++++ Excerpted records ++++

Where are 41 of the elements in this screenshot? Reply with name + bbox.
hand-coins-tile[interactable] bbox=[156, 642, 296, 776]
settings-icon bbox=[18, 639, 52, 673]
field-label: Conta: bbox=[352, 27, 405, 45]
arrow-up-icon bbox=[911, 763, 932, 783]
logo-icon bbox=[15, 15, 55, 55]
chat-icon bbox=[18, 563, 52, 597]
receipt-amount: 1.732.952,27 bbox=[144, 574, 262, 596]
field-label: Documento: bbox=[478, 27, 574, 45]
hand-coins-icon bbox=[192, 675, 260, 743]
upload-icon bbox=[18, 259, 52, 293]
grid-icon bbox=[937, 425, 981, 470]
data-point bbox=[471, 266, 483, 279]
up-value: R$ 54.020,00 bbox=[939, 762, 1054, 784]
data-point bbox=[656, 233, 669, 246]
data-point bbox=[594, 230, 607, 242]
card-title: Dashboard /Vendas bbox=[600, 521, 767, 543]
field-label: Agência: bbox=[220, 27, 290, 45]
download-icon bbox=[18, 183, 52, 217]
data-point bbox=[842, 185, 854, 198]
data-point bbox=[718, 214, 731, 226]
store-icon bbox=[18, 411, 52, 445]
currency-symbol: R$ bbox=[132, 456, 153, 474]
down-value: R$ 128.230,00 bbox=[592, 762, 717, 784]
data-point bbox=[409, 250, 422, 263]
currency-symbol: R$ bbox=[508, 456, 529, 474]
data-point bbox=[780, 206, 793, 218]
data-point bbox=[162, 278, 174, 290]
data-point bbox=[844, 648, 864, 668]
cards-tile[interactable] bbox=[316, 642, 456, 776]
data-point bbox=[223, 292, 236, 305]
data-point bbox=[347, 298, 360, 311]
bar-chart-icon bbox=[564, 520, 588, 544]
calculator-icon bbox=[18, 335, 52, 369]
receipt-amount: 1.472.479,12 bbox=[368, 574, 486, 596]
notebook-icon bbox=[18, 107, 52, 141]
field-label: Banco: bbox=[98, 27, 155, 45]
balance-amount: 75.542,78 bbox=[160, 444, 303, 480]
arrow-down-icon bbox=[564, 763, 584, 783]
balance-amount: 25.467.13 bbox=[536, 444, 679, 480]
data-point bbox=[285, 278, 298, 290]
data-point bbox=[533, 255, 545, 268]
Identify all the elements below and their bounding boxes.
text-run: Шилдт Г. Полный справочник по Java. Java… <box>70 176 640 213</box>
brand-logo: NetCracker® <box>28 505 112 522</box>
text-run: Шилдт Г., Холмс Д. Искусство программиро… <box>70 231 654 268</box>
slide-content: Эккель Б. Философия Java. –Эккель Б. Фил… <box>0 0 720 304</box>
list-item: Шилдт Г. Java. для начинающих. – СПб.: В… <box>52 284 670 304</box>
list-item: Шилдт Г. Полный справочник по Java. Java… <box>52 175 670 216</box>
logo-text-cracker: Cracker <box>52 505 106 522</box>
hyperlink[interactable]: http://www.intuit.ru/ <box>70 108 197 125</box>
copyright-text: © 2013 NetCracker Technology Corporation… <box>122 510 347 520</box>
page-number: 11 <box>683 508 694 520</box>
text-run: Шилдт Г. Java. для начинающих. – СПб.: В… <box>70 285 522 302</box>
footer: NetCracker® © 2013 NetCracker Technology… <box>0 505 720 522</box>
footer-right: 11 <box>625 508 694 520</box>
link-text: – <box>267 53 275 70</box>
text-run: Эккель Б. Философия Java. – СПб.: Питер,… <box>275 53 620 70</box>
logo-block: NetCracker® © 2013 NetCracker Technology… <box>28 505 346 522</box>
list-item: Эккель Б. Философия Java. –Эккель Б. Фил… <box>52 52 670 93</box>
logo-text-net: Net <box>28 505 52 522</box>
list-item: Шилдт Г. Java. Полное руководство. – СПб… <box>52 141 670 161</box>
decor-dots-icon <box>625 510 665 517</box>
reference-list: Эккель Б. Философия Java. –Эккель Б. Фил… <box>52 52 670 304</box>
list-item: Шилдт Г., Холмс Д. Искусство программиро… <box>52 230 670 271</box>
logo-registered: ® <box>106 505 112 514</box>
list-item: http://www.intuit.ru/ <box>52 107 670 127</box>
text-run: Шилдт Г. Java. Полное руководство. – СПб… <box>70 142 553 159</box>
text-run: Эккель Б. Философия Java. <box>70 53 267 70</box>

++++

__Goal__:
Please reproduce every one of the entries above word for word, in the same order and with the same line breaks.

__Output for this exercise__:
Where are 41 of the elements in this screenshot? Reply with name + bbox.
hand-coins-tile[interactable] bbox=[156, 642, 296, 776]
settings-icon bbox=[18, 639, 52, 673]
field-label: Conta: bbox=[352, 27, 405, 45]
arrow-up-icon bbox=[911, 763, 932, 783]
logo-icon bbox=[15, 15, 55, 55]
chat-icon bbox=[18, 563, 52, 597]
receipt-amount: 1.732.952,27 bbox=[144, 574, 262, 596]
field-label: Documento: bbox=[478, 27, 574, 45]
hand-coins-icon bbox=[192, 675, 260, 743]
upload-icon bbox=[18, 259, 52, 293]
grid-icon bbox=[937, 425, 981, 470]
data-point bbox=[471, 266, 483, 279]
up-value: R$ 54.020,00 bbox=[939, 762, 1054, 784]
data-point bbox=[656, 233, 669, 246]
data-point bbox=[594, 230, 607, 242]
card-title: Dashboard /Vendas bbox=[600, 521, 767, 543]
field-label: Agência: bbox=[220, 27, 290, 45]
download-icon bbox=[18, 183, 52, 217]
data-point bbox=[842, 185, 854, 198]
data-point bbox=[718, 214, 731, 226]
store-icon bbox=[18, 411, 52, 445]
currency-symbol: R$ bbox=[132, 456, 153, 474]
down-value: R$ 128.230,00 bbox=[592, 762, 717, 784]
data-point bbox=[409, 250, 422, 263]
currency-symbol: R$ bbox=[508, 456, 529, 474]
data-point bbox=[780, 206, 793, 218]
data-point bbox=[162, 278, 174, 290]
data-point bbox=[844, 648, 864, 668]
cards-tile[interactable] bbox=[316, 642, 456, 776]
data-point bbox=[223, 292, 236, 305]
data-point bbox=[347, 298, 360, 311]
bar-chart-icon bbox=[564, 520, 588, 544]
calculator-icon bbox=[18, 335, 52, 369]
receipt-amount: 1.472.479,12 bbox=[368, 574, 486, 596]
notebook-icon bbox=[18, 107, 52, 141]
field-label: Banco: bbox=[98, 27, 155, 45]
balance-amount: 75.542,78 bbox=[160, 444, 303, 480]
arrow-down-icon bbox=[564, 763, 584, 783]
balance-amount: 25.467.13 bbox=[536, 444, 679, 480]
data-point bbox=[285, 278, 298, 290]
data-point bbox=[533, 255, 545, 268]
Identify all the elements below and their bounding boxes.
text-run: Шилдт Г. Полный справочник по Java. Java… <box>70 176 640 213</box>
brand-logo: NetCracker® <box>28 505 112 522</box>
text-run: Шилдт Г., Холмс Д. Искусство программиро… <box>70 231 654 268</box>
slide-content: Эккель Б. Философия Java. –Эккель Б. Фил… <box>0 0 720 304</box>
list-item: Шилдт Г. Java. для начинающих. – СПб.: В… <box>52 284 670 304</box>
list-item: Шилдт Г. Полный справочник по Java. Java… <box>52 175 670 216</box>
logo-text-cracker: Cracker <box>52 505 106 522</box>
hyperlink[interactable]: http://www.intuit.ru/ <box>70 108 197 125</box>
copyright-text: © 2013 NetCracker Technology Corporation… <box>122 510 347 520</box>
page-number: 11 <box>683 508 694 520</box>
text-run: Шилдт Г. Java. для начинающих. – СПб.: В… <box>70 285 522 302</box>
footer: NetCracker® © 2013 NetCracker Technology… <box>0 505 720 522</box>
footer-right: 11 <box>625 508 694 520</box>
link-text: – <box>267 53 275 70</box>
text-run: Эккель Б. Философия Java. – СПб.: Питер,… <box>275 53 620 70</box>
logo-block: NetCracker® © 2013 NetCracker Technology… <box>28 505 346 522</box>
list-item: Эккель Б. Философия Java. –Эккель Б. Фил… <box>52 52 670 93</box>
logo-text-net: Net <box>28 505 52 522</box>
list-item: Шилдт Г. Java. Полное руководство. – СПб… <box>52 141 670 161</box>
decor-dots-icon <box>625 510 665 517</box>
reference-list: Эккель Б. Философия Java. –Эккель Б. Фил… <box>52 52 670 304</box>
list-item: Шилдт Г., Холмс Д. Искусство программиро… <box>52 230 670 271</box>
logo-registered: ® <box>106 505 112 514</box>
list-item: http://www.intuit.ru/ <box>52 107 670 127</box>
text-run: Шилдт Г. Java. Полное руководство. – СПб… <box>70 142 553 159</box>
text-run: Эккель Б. Философия Java. <box>70 53 267 70</box>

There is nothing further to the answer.